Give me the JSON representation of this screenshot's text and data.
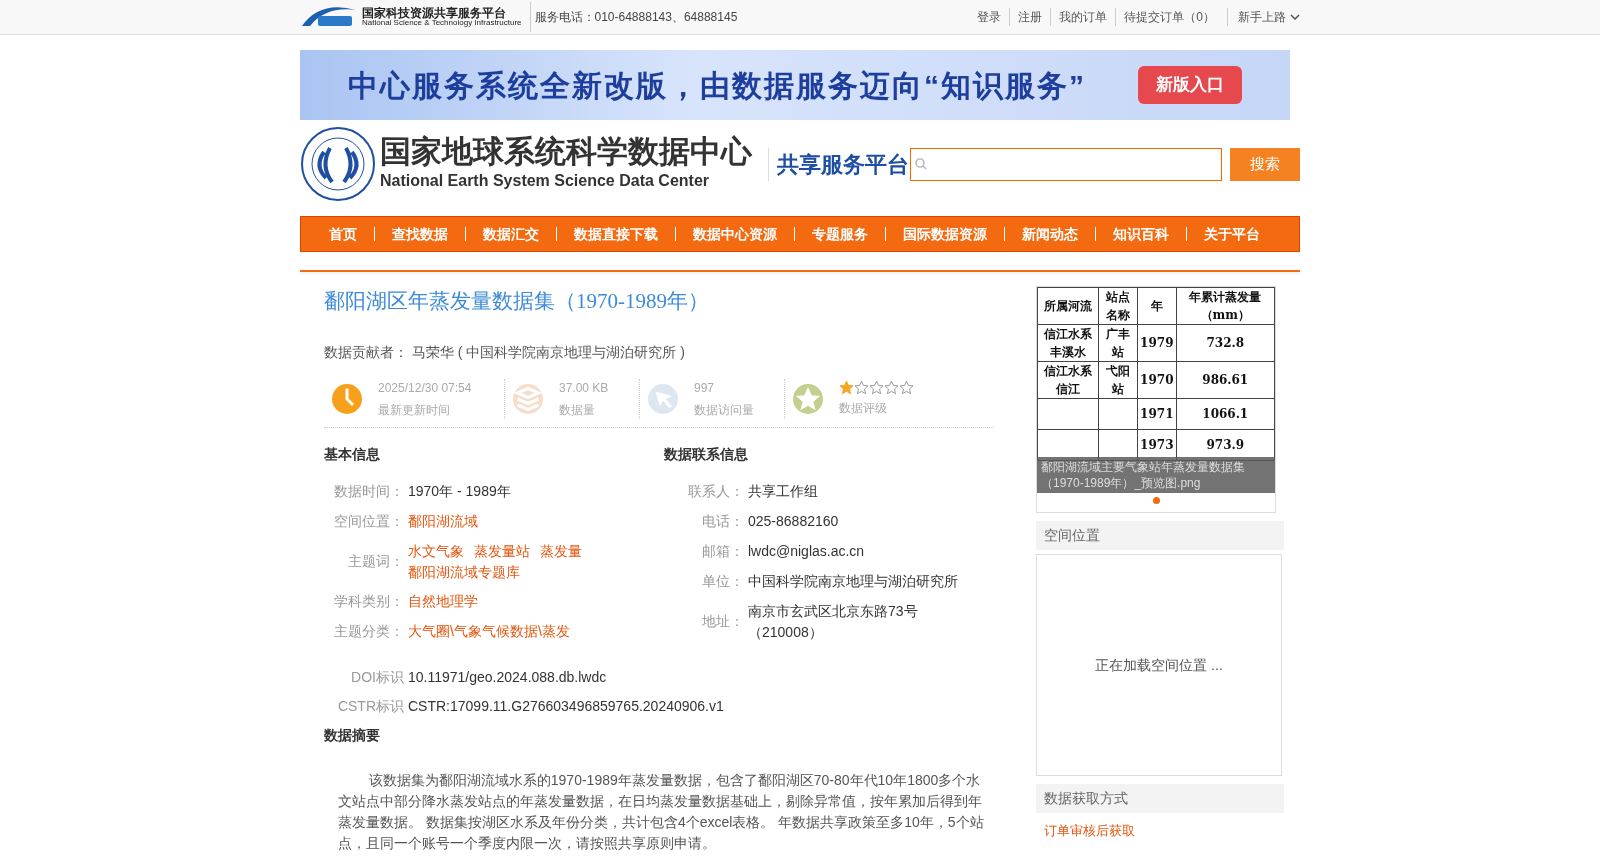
{
  "top_bar": {
    "logo_cn": "国家科技资源共享服务平台",
    "logo_en": "National Science & Technology Infrastructure",
    "phone": "服务电话：010-64888143、64888145",
    "links": [
      "登录",
      "注册",
      "我的订单",
      "待提交订单（0）"
    ],
    "guide": "新手上路"
  },
  "banner": {
    "text": "中心服务系统全新改版，由数据服务迈向“知识服务”",
    "button": "新版入口"
  },
  "header": {
    "title_cn": "国家地球系统科学数据中心",
    "title_en": "National Earth System Science Data Center",
    "subtitle": "共享服务平台",
    "search_button": "搜索"
  },
  "nav": [
    "首页",
    "查找数据",
    "数据汇交",
    "数据直接下载",
    "数据中心资源",
    "专题服务",
    "国际数据资源",
    "新闻动态",
    "知识百科",
    "关于平台"
  ],
  "dataset": {
    "title": "鄱阳湖区年蒸发量数据集（1970-1989年）",
    "contributor_label": "数据贡献者：",
    "contributor": "马荣华 ( 中国科学院南京地理与湖泊研究所 )"
  },
  "stats": [
    {
      "kind": "clock",
      "value": "2025/12/30 07:54",
      "label": "最新更新时间"
    },
    {
      "kind": "size",
      "value": "37.00 KB",
      "label": "数据量"
    },
    {
      "kind": "visits",
      "value": "997",
      "label": "数据访问量"
    },
    {
      "kind": "rating",
      "stars": 1,
      "label": "数据评级"
    }
  ],
  "basic_info": {
    "heading": "基本信息",
    "rows": [
      {
        "label": "数据时间：",
        "kind": "text",
        "values": [
          "1970年 - 1989年"
        ]
      },
      {
        "label": "空间位置：",
        "kind": "link",
        "values": [
          "鄱阳湖流域"
        ]
      },
      {
        "label": "主题词：",
        "kind": "link",
        "values": [
          "水文气象",
          "蒸发量站",
          "蒸发量",
          "鄱阳湖流域专题库"
        ]
      },
      {
        "label": "学科类别：",
        "kind": "link",
        "values": [
          "自然地理学"
        ]
      },
      {
        "label": "主题分类：",
        "kind": "link",
        "values": [
          "大气圈\\气象气候数据\\蒸发"
        ]
      }
    ]
  },
  "contact_info": {
    "heading": "数据联系信息",
    "rows": [
      {
        "label": "联系人：",
        "value": "共享工作组"
      },
      {
        "label": "电话：",
        "value": "025-86882160"
      },
      {
        "label": "邮箱：",
        "value": "lwdc@niglas.ac.cn"
      },
      {
        "label": "单位：",
        "value": "中国科学院南京地理与湖泊研究所"
      },
      {
        "label": "地址：",
        "value": "南京市玄武区北京东路73号（210008）"
      }
    ]
  },
  "identifiers": [
    {
      "label": "DOI标识",
      "value": "10.11971/geo.2024.088.db.lwdc"
    },
    {
      "label": "CSTR标识",
      "value": "CSTR:17099.11.G276603496859765.20240906.v1"
    }
  ],
  "abstract": {
    "heading": "数据摘要",
    "text": "该数据集为鄱阳湖流域水系的1970-1989年蒸发量数据，包含了鄱阳湖区70-80年代10年1800多个水文站点中部分降水蒸发站点的年蒸发量数据，在日均蒸发量数据基础上，剔除异常值，按年累加后得到年蒸发量数据。 数据集按湖区水系及年份分类，共计包含4个excel表格。 年数据共享政策至多10年，5个站点，且同一个账号一个季度内限一次，请按照共享原则申请。"
  },
  "preview": {
    "table": {
      "columns": [
        "所属河流",
        "站点名称",
        "年",
        "年累计蒸发量（mm）"
      ],
      "rows": [
        [
          "信江水系丰溪水",
          "广丰站",
          "1979",
          "732.8"
        ],
        [
          "信江水系信江",
          "弋阳站",
          "1970",
          "986.61"
        ],
        [
          "",
          "",
          "1971",
          "1066.1"
        ],
        [
          "",
          "",
          "1973",
          "973.9"
        ]
      ]
    },
    "caption": "鄱阳湖流域主要气象站年蒸发量数据集（1970-1989年）_预览图.png",
    "dots": [
      {
        "selected": true
      }
    ]
  },
  "sidebar": [
    {
      "heading": "空间位置",
      "kind": "map",
      "text": "正在加载空间位置 ..."
    },
    {
      "heading": "数据获取方式",
      "kind": "link",
      "text": "订单审核后获取"
    }
  ]
}
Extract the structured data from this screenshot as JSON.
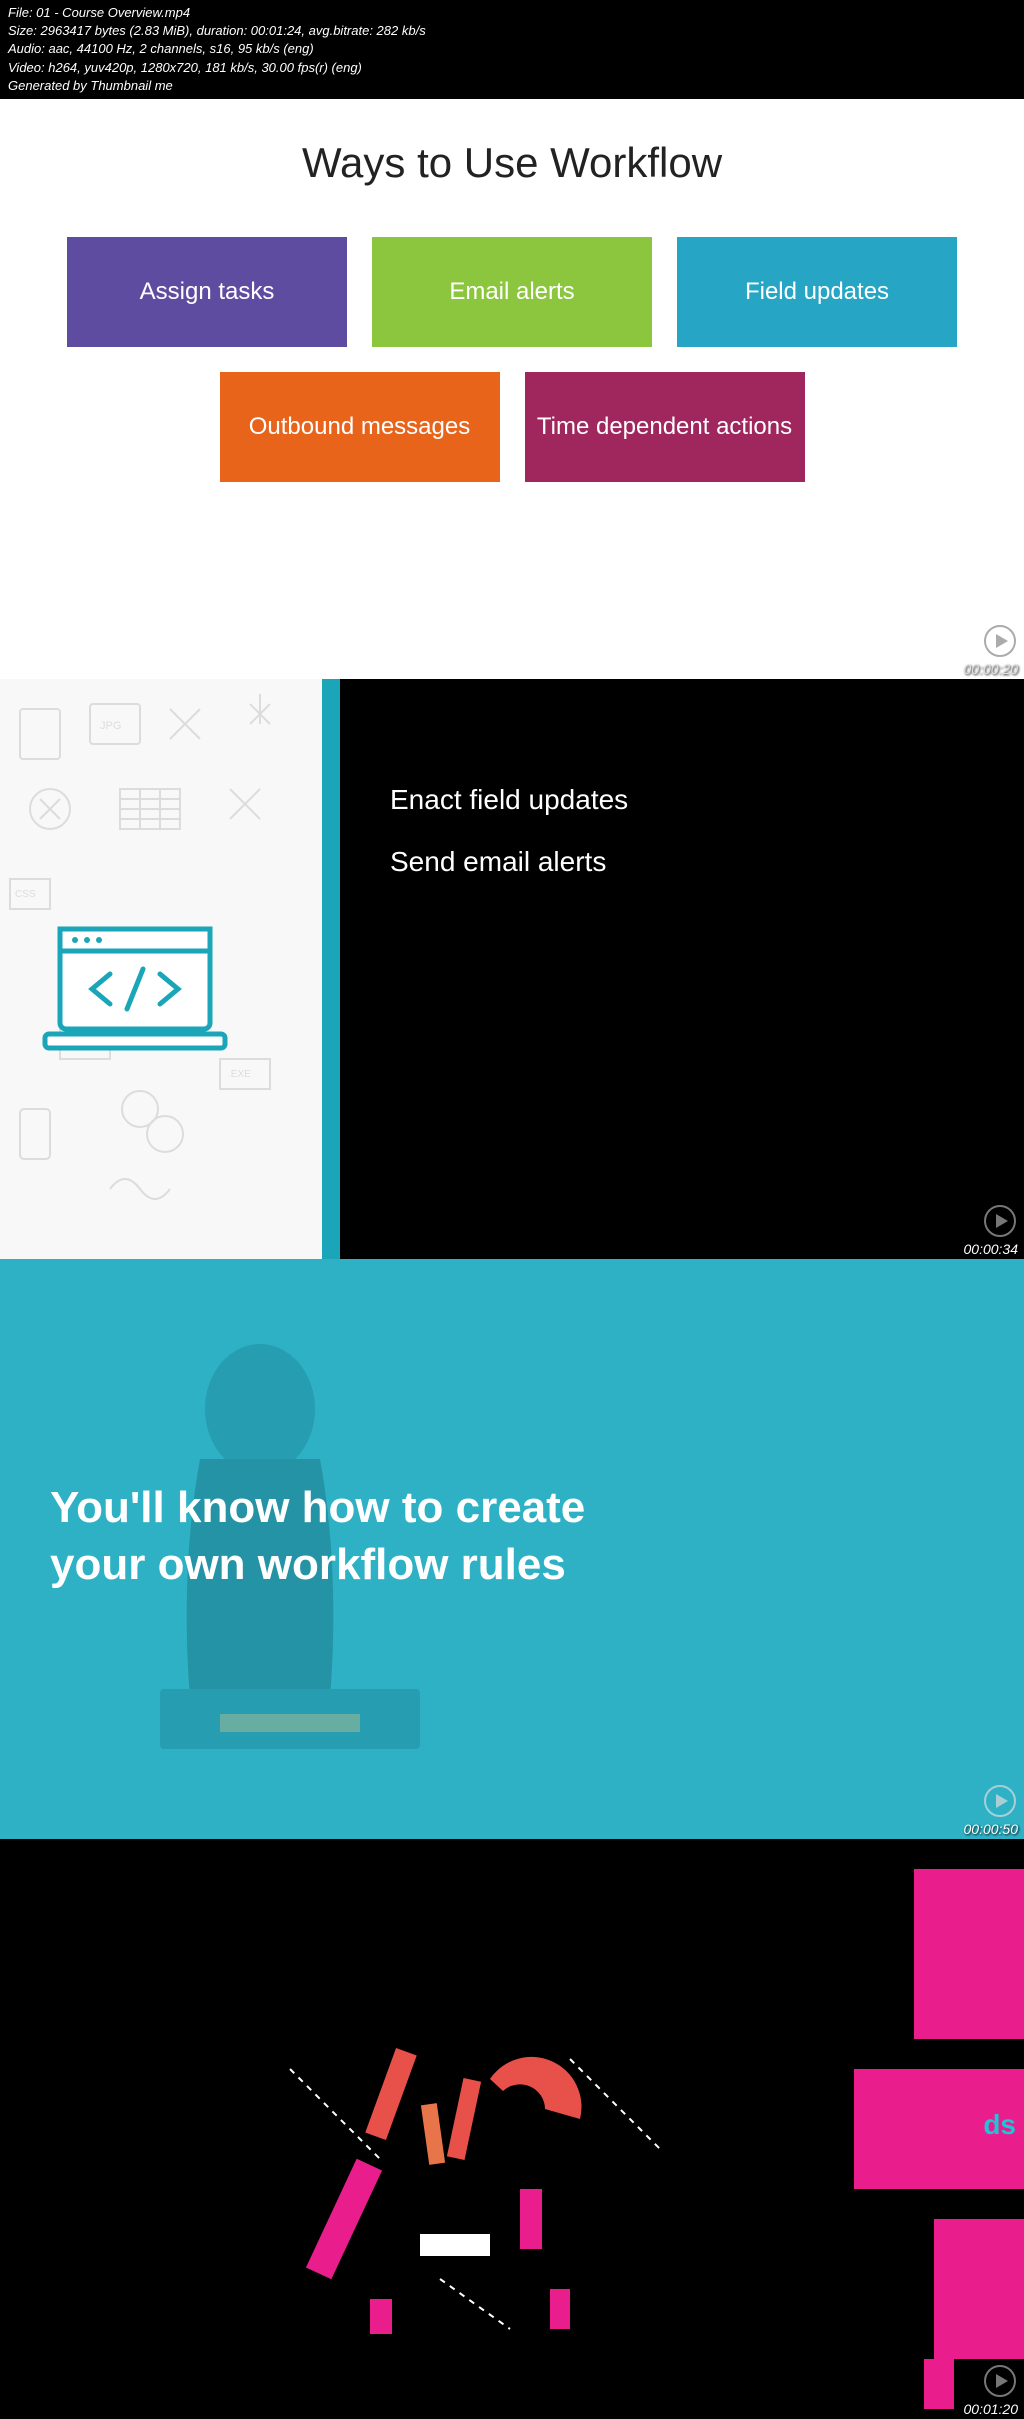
{
  "header": {
    "file": "File: 01 - Course Overview.mp4",
    "size": "Size: 2963417 bytes (2.83 MiB), duration: 00:01:24, avg.bitrate: 282 kb/s",
    "audio": "Audio: aac, 44100 Hz, 2 channels, s16, 95 kb/s (eng)",
    "video": "Video: h264, yuv420p, 1280x720, 181 kb/s, 30.00 fps(r) (eng)",
    "generated": "Generated by Thumbnail me"
  },
  "frame1": {
    "title": "Ways to Use Workflow",
    "boxes": {
      "assign": "Assign tasks",
      "email": "Email alerts",
      "field": "Field updates",
      "outbound": "Outbound messages",
      "time": "Time dependent actions"
    },
    "timestamp": "00:00:20"
  },
  "frame2": {
    "line1": "Enact field updates",
    "line2": "Send email alerts",
    "timestamp": "00:00:34"
  },
  "frame3": {
    "line1": "You'll know how to create",
    "line2": "your own workflow rules",
    "timestamp": "00:00:50"
  },
  "frame4": {
    "ds": "ds",
    "timestamp": "00:01:20"
  }
}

::::

--- What you are asked to do ---
Which lines hold the word "timestamp"? Copy every one of them.

--- Written response ---
    "timestamp": "00:00:20"
    "timestamp": "00:00:34"
    "timestamp": "00:00:50"
    "timestamp": "00:01:20"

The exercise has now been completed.